WRITTEN EXERCISE
Below are the entries; state how many of their lines contain the string "this", and nothing more.

EXTRACTED DATA
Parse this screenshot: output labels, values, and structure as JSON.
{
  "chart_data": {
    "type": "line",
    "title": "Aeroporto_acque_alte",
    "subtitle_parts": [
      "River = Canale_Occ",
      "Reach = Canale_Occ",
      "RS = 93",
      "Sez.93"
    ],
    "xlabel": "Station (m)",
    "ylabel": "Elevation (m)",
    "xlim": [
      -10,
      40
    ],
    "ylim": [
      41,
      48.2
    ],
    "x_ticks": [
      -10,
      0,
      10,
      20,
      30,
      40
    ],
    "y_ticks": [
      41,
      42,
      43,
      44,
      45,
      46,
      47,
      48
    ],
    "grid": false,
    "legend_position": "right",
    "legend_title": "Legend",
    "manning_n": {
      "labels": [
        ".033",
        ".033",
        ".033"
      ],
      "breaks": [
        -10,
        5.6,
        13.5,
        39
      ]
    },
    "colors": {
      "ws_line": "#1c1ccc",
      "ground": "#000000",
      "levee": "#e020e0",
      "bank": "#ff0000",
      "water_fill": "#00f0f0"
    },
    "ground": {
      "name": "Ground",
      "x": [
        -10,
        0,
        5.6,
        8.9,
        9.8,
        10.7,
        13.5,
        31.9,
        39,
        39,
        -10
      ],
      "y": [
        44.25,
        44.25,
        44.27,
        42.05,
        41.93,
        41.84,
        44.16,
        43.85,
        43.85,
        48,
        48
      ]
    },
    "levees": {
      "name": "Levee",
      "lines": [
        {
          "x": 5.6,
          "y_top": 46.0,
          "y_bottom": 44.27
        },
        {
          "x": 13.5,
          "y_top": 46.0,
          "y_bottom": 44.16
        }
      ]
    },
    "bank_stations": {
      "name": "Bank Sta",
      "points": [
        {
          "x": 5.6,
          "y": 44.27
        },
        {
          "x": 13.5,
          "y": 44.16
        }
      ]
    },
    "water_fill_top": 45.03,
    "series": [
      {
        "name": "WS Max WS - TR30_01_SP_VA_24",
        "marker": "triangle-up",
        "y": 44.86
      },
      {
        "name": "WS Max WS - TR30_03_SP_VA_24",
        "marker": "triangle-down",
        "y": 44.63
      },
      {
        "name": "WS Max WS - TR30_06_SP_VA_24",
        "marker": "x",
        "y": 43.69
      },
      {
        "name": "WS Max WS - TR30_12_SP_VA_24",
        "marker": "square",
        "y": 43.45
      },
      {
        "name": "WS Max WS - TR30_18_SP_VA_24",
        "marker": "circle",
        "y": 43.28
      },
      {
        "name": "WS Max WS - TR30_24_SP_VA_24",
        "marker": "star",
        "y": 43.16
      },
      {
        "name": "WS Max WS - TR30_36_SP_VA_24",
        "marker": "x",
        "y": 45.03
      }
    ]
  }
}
==
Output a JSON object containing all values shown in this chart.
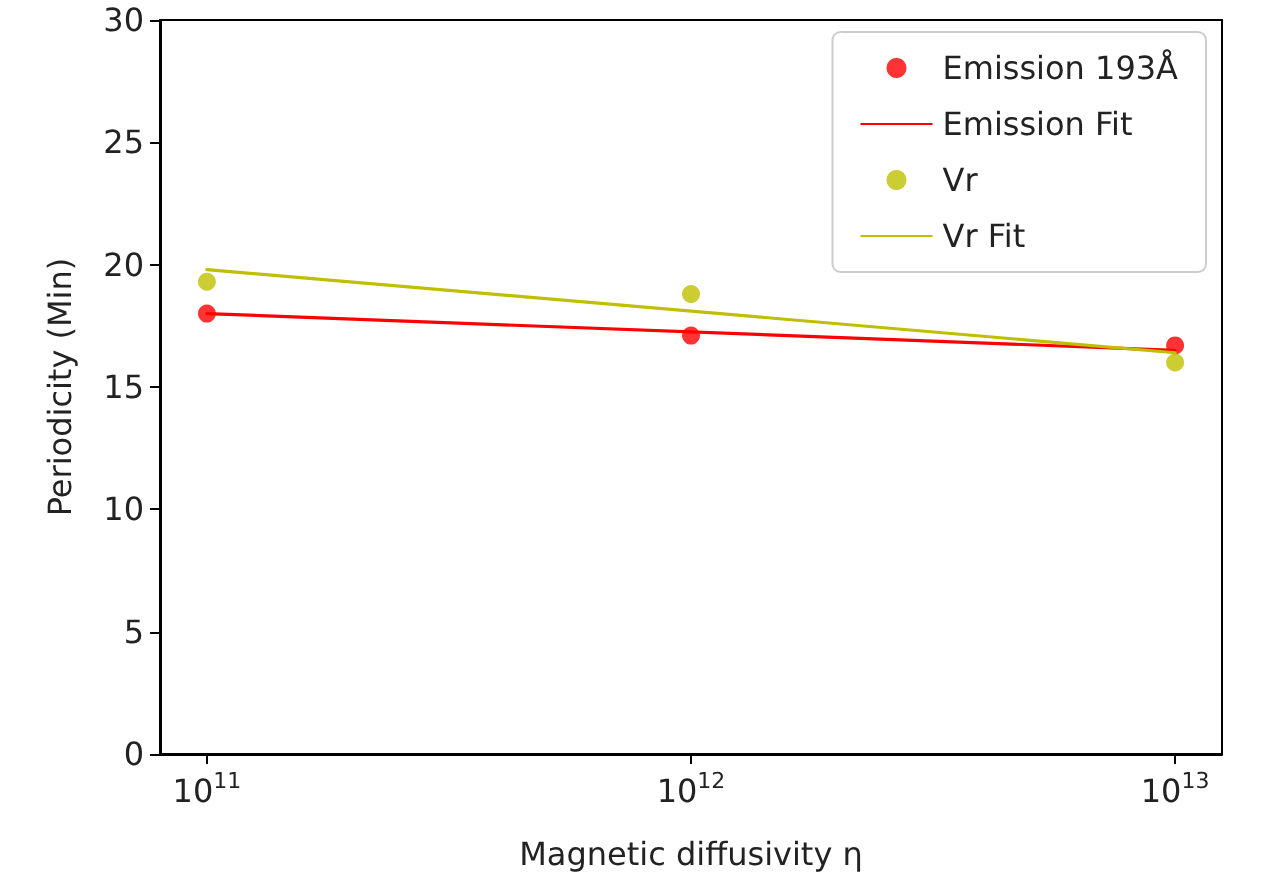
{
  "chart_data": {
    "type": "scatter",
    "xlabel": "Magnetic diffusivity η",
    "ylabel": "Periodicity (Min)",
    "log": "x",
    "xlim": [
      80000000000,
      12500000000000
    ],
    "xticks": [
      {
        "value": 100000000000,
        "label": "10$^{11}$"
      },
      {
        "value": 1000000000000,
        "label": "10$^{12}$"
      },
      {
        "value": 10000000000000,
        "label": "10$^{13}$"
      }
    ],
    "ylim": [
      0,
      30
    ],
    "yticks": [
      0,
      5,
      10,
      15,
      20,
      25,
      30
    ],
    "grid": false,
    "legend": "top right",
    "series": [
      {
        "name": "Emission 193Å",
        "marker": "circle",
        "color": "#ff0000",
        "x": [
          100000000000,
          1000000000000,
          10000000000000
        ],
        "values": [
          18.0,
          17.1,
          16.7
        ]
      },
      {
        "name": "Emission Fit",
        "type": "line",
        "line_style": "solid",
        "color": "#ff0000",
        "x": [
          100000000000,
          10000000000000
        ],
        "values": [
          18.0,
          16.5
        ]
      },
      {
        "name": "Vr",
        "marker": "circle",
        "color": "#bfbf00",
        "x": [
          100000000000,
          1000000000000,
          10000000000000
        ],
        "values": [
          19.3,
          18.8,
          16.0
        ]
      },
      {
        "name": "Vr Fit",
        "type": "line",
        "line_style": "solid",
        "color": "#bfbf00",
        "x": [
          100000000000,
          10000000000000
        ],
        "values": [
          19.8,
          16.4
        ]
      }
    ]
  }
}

SOLVED EXERCISE
2